## Instructions for the task
Reproduce, character for character, the entries from the line containing "912, 413, 923]" through the line containing "tab-help[interactable]: Help bbox=[605, 141, 682, 179]".

# start of Dataset content

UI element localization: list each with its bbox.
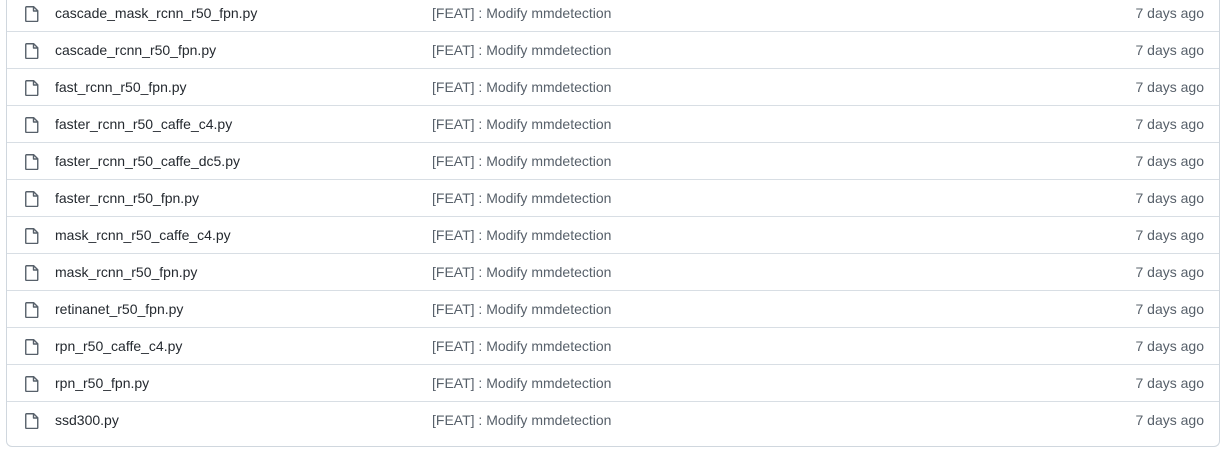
- commit-age: 7 days ago: [1135, 338, 1205, 354]
- commit-message-link[interactable]: [FEAT] : Modify mmdetection: [432, 190, 611, 206]
- file-row[interactable]: faster_rcnn_r50_caffe_dc5.py [FEAT] : Mo…: [7, 142, 1219, 179]
- commit-message-link[interactable]: [FEAT] : Modify mmdetection: [432, 375, 611, 391]
- file-name-link[interactable]: mask_rcnn_r50_caffe_c4.py: [55, 227, 231, 243]
- file-name-link[interactable]: cascade_mask_rcnn_r50_fpn.py: [55, 5, 257, 21]
- file-icon: [25, 6, 39, 22]
- commit-message-link[interactable]: [FEAT] : Modify mmdetection: [432, 338, 611, 354]
- file-name-link[interactable]: rpn_r50_fpn.py: [55, 375, 149, 391]
- commit-message-link[interactable]: [FEAT] : Modify mmdetection: [432, 116, 611, 132]
- file-list: cascade_mask_rcnn_r50_fpn.py [FEAT] : Mo…: [6, 0, 1220, 447]
- commit-age: 7 days ago: [1135, 190, 1205, 206]
- commit-age: 7 days ago: [1135, 79, 1205, 95]
- file-row[interactable]: retinanet_r50_fpn.py [FEAT] : Modify mmd…: [7, 290, 1219, 327]
- commit-message-link[interactable]: [FEAT] : Modify mmdetection: [432, 301, 611, 317]
- file-icon: [25, 228, 39, 244]
- commit-message-link[interactable]: [FEAT] : Modify mmdetection: [432, 227, 611, 243]
- file-row[interactable]: mask_rcnn_r50_caffe_c4.py [FEAT] : Modif…: [7, 216, 1219, 253]
- commit-message-link[interactable]: [FEAT] : Modify mmdetection: [432, 79, 611, 95]
- commit-age: 7 days ago: [1135, 42, 1205, 58]
- commit-age: 7 days ago: [1135, 153, 1205, 169]
- file-row[interactable]: rpn_r50_fpn.py [FEAT] : Modify mmdetecti…: [7, 364, 1219, 401]
- commit-message-link[interactable]: [FEAT] : Modify mmdetection: [432, 153, 611, 169]
- file-name-link[interactable]: rpn_r50_caffe_c4.py: [55, 338, 182, 354]
- commit-message-link[interactable]: [FEAT] : Modify mmdetection: [432, 264, 611, 280]
- file-icon: [25, 376, 39, 392]
- file-row[interactable]: ssd300.py [FEAT] : Modify mmdetection 7 …: [7, 401, 1219, 438]
- file-row[interactable]: fast_rcnn_r50_fpn.py [FEAT] : Modify mmd…: [7, 68, 1219, 105]
- commit-age: 7 days ago: [1135, 5, 1205, 21]
- file-row[interactable]: mask_rcnn_r50_fpn.py [FEAT] : Modify mmd…: [7, 253, 1219, 290]
- commit-age: 7 days ago: [1135, 264, 1205, 280]
- file-name-link[interactable]: faster_rcnn_r50_fpn.py: [55, 190, 199, 206]
- file-name-link[interactable]: mask_rcnn_r50_fpn.py: [55, 264, 197, 280]
- commit-message-link[interactable]: [FEAT] : Modify mmdetection: [432, 412, 611, 428]
- file-name-link[interactable]: cascade_rcnn_r50_fpn.py: [55, 42, 216, 58]
- commit-age: 7 days ago: [1135, 227, 1205, 243]
- commit-age: 7 days ago: [1135, 412, 1205, 428]
- file-icon: [25, 265, 39, 281]
- file-row[interactable]: cascade_rcnn_r50_fpn.py [FEAT] : Modify …: [7, 31, 1219, 68]
- file-icon: [25, 154, 39, 170]
- file-row[interactable]: faster_rcnn_r50_fpn.py [FEAT] : Modify m…: [7, 179, 1219, 216]
- file-icon: [25, 339, 39, 355]
- file-icon: [25, 413, 39, 429]
- file-row[interactable]: cascade_mask_rcnn_r50_fpn.py [FEAT] : Mo…: [7, 0, 1219, 31]
- file-name-link[interactable]: retinanet_r50_fpn.py: [55, 301, 183, 317]
- commit-age: 7 days ago: [1135, 301, 1205, 317]
- file-name-link[interactable]: fast_rcnn_r50_fpn.py: [55, 79, 187, 95]
- file-icon: [25, 43, 39, 59]
- file-name-link[interactable]: faster_rcnn_r50_caffe_dc5.py: [55, 153, 240, 169]
- file-name-link[interactable]: faster_rcnn_r50_caffe_c4.py: [55, 116, 232, 132]
- file-icon: [25, 117, 39, 133]
- commit-age: 7 days ago: [1135, 116, 1205, 132]
- file-icon: [25, 191, 39, 207]
- commit-message-link[interactable]: [FEAT] : Modify mmdetection: [432, 42, 611, 58]
- file-row[interactable]: faster_rcnn_r50_caffe_c4.py [FEAT] : Mod…: [7, 105, 1219, 142]
- file-icon: [25, 80, 39, 96]
- file-name-link[interactable]: ssd300.py: [55, 412, 119, 428]
- file-row[interactable]: rpn_r50_caffe_c4.py [FEAT] : Modify mmde…: [7, 327, 1219, 364]
- commit-message-link[interactable]: [FEAT] : Modify mmdetection: [432, 5, 611, 21]
- file-icon: [25, 302, 39, 318]
- commit-age: 7 days ago: [1135, 375, 1205, 391]
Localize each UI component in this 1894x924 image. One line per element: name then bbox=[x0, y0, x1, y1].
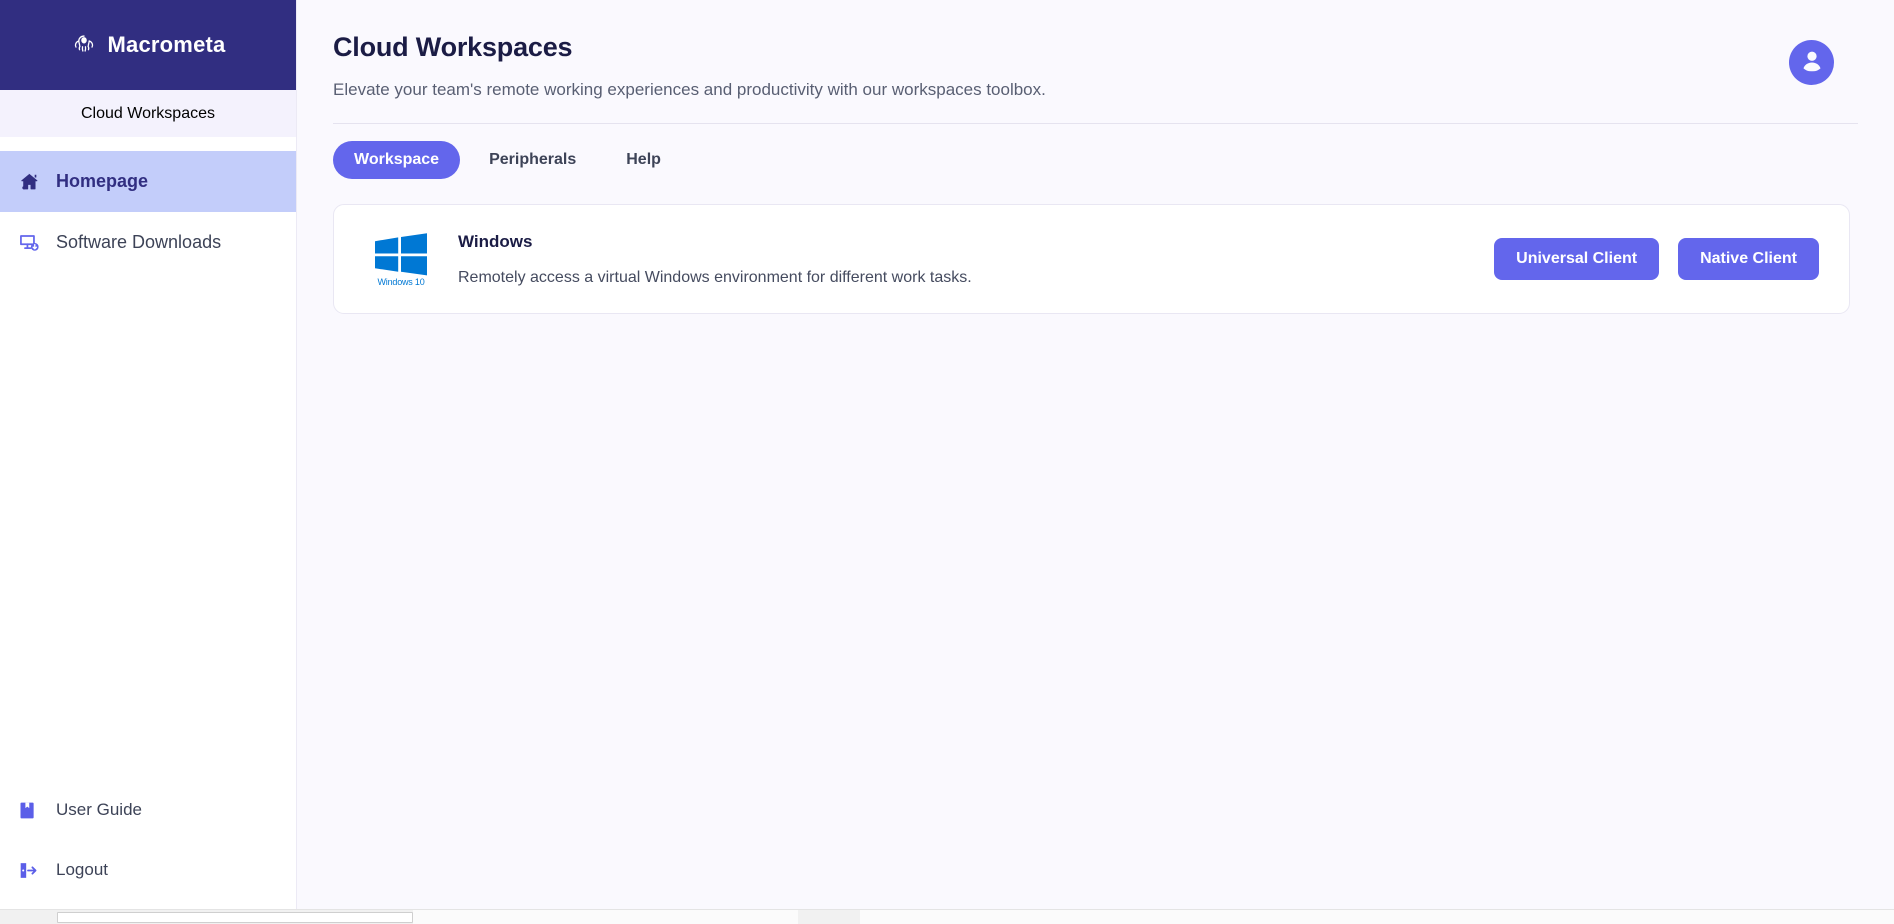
horizontal-scrollbar-thumb[interactable] bbox=[57, 912, 413, 923]
sidebar-nav-primary: Homepage Software Downloads bbox=[0, 137, 296, 273]
page-header: Cloud Workspaces Elevate your team's rem… bbox=[297, 0, 1894, 100]
tab-label: Help bbox=[626, 151, 661, 168]
tab-help[interactable]: Help bbox=[605, 141, 682, 179]
brand-name: Macrometa bbox=[107, 32, 226, 57]
avatar[interactable] bbox=[1789, 40, 1834, 85]
windows-logo-icon: Windows 10 bbox=[370, 228, 432, 290]
workspace-card-windows: Windows 10 Windows Remotely access a vir… bbox=[333, 204, 1850, 314]
tab-label: Peripherals bbox=[489, 151, 577, 168]
page-title: Cloud Workspaces bbox=[333, 32, 573, 62]
tab-workspace[interactable]: Workspace bbox=[333, 141, 461, 179]
sidebar: Macrometa Cloud Workspaces Homepage Soft… bbox=[0, 0, 297, 924]
card-description: Remotely access a virtual Windows enviro… bbox=[458, 268, 972, 286]
sidebar-item-software-downloads[interactable]: Software Downloads bbox=[0, 212, 296, 273]
windows-logo-caption: Windows 10 bbox=[377, 276, 425, 287]
main-content: Cloud Workspaces Elevate your team's rem… bbox=[297, 0, 1894, 924]
tab-bar: Workspace Peripherals Help bbox=[297, 124, 1894, 179]
sidebar-item-label: Software Downloads bbox=[56, 232, 222, 252]
tab-peripherals[interactable]: Peripherals bbox=[468, 141, 597, 179]
logout-icon bbox=[14, 857, 40, 883]
home-icon bbox=[16, 169, 42, 195]
card-actions: Universal Client Native Client bbox=[1494, 238, 1819, 280]
sidebar-section-label: Cloud Workspaces bbox=[81, 104, 215, 122]
sidebar-item-logout[interactable]: Logout bbox=[0, 840, 296, 900]
sidebar-item-homepage[interactable]: Homepage bbox=[0, 151, 296, 212]
card-title: Windows bbox=[458, 231, 533, 251]
sidebar-section-header: Cloud Workspaces bbox=[0, 90, 296, 137]
sidebar-item-label: Homepage bbox=[56, 171, 149, 191]
app-root: Macrometa Cloud Workspaces Homepage Soft… bbox=[0, 0, 1894, 924]
horizontal-scrollbar[interactable] bbox=[0, 909, 1894, 924]
monitor-download-icon bbox=[16, 230, 42, 256]
sidebar-item-label: User Guide bbox=[56, 800, 142, 819]
card-text-block: Windows Remotely access a virtual Window… bbox=[458, 232, 1494, 287]
page-subtitle: Elevate your team's remote working exper… bbox=[333, 80, 1046, 99]
native-client-button[interactable]: Native Client bbox=[1678, 238, 1819, 280]
user-avatar-icon bbox=[1797, 45, 1827, 80]
universal-client-button[interactable]: Universal Client bbox=[1494, 238, 1660, 280]
sidebar-item-user-guide[interactable]: User Guide bbox=[0, 780, 296, 840]
brand-header[interactable]: Macrometa bbox=[0, 0, 296, 90]
octopus-icon bbox=[71, 32, 97, 58]
sidebar-nav-secondary: User Guide Logout bbox=[0, 780, 296, 924]
vertical-scrollbar[interactable] bbox=[1879, 0, 1894, 908]
tab-label: Workspace bbox=[354, 151, 440, 168]
book-icon bbox=[14, 797, 40, 823]
sidebar-item-label: Logout bbox=[56, 860, 108, 879]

# end of Dataset content

## Full answer
horizontal-scrollbar-thumb[interactable] bbox=[57, 912, 413, 923]
sidebar-nav-primary: Homepage Software Downloads bbox=[0, 137, 296, 273]
page-header: Cloud Workspaces Elevate your team's rem… bbox=[297, 0, 1894, 100]
tab-label: Help bbox=[626, 151, 661, 168]
tab-help[interactable]: Help bbox=[605, 141, 682, 179]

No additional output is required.